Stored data
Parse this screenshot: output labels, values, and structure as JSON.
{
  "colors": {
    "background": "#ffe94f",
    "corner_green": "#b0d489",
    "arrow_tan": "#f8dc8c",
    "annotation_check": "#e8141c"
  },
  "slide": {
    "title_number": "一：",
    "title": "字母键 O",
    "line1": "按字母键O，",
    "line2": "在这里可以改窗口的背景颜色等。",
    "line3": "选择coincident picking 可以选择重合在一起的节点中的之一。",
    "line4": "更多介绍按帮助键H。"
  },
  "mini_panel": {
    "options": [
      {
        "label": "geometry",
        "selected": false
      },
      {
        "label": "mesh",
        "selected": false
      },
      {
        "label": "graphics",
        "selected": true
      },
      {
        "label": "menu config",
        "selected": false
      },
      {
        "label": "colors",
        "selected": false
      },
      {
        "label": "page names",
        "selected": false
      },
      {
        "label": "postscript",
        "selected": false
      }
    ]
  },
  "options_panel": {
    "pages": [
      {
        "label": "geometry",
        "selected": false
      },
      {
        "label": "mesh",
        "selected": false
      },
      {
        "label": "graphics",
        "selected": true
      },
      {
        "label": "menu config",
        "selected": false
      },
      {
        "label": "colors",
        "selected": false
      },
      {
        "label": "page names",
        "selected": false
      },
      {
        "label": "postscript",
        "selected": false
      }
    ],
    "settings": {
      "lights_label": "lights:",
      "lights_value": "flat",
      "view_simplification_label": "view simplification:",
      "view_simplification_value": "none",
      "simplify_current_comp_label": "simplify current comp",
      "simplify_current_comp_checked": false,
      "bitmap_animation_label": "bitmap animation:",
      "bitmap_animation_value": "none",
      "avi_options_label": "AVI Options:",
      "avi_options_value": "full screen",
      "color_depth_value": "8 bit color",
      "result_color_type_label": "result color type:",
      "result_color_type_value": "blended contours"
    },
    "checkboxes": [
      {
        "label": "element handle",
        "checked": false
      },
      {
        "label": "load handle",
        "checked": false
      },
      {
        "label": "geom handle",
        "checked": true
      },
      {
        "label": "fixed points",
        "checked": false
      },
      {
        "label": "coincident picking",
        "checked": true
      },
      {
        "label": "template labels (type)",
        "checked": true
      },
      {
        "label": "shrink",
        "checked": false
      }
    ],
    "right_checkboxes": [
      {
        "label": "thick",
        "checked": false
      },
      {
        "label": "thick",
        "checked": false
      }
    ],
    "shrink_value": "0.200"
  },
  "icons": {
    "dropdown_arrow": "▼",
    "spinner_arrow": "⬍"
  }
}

Given request: Search the records for the word "labels". Copy every line that has it.

Exercise output:
Parse this screenshot: output labels, values, and structure as JSON.
        "label": "template labels (type)",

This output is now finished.